Stated task 1: From the thread about Skype and MagicJack, write out the passage that begins at the words "## pappabee" and stops after "long distance charges.".
Stated task 2: List every forum username that appears in the thread about Skype and MagicJack.

Reading text:

===============

May be other reasons too. They might be too inept or too lazy to download Skype on their end. Part of becoming an expat is finding out who your real friends are, through the separation. I had one guy I had considered to be a close friend for 20 years. Last year, after he finally broke down and switched from dial up to broadband internet, I told him that if he just downloaded Skype at no cost, we could talk for free. His response? "It doesn't cost me anything to talk to you now." Some friend.

If you have a US number connected to MagicJack, do you receive any telemarketing calls on that number too?


----------



## TundraGreen

GringoCArlos said:


> ...
> May be other reasons too. They might be too inept or too lazy to download Skype on their end. Part of becoming an expat is finding out who your real friends are, through the separation. I had one guy I had considered to be a close friend for 20 years. Last year, after he finally broke down and switched from dial up to broadband internet, I told him that if he just downloaded Skype at no cost, we could talk for free. His response? "It doesn't cost me anything to talk to you now." Some friend. ...


I have the same experience. In my friend's case, I think it is is "too inept". I have also had people tell me they feel too weird talking to their computer. I have an iPod Touch (iPhone without the phone, just wifi) that I use, and using Skype with it feels just like using a phone. I can walk around while I talk.


----------



## pappabee

There are positives and negatives to both, other wise one would be going out of business. I happen to use MJ. We got it when we were in the states and now pay (after the initial download) about $17.00 US per year. We have no long distance charges (my wife talks to her sisters for hours -one is in Texas and another is in Mississippi). Our landlord is in Canada and we can call her without any long distance charges.

===============

Source material:
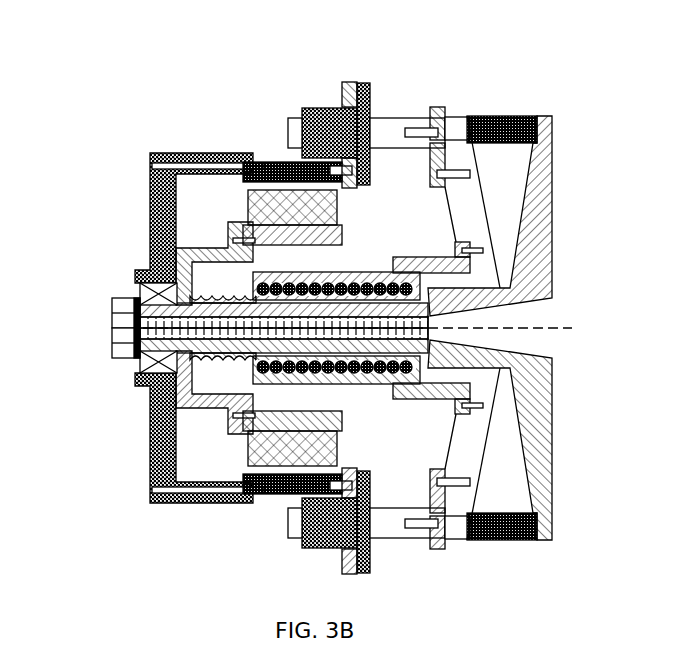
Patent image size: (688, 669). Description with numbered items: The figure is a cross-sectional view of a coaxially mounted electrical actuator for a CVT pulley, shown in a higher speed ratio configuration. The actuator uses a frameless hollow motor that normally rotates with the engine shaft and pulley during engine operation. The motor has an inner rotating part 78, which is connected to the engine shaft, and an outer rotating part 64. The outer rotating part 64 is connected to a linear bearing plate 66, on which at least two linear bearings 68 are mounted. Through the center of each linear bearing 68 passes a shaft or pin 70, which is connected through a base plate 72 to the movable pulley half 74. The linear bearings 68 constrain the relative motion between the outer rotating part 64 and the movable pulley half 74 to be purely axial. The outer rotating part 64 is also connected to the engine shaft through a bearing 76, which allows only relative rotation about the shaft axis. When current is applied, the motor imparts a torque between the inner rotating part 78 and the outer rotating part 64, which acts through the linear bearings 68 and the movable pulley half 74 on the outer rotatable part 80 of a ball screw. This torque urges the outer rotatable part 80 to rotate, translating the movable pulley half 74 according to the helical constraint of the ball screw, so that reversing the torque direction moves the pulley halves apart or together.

===============

Correct output 1:
## pappabee

There are positives and negatives to both, other wise one would be going out of business. I happen to use MJ. We got it when we were in the states and now pay (after the initial download) about $17.00 US per year. We have no long distance charges (my wife talks to her sisters for hours -one is in Texas and another is in Mississippi). Our landlord is in Canada and we can call her without any long distance charges.

Correct output 2:
- GringoCArlos
- TundraGreen
- pappabee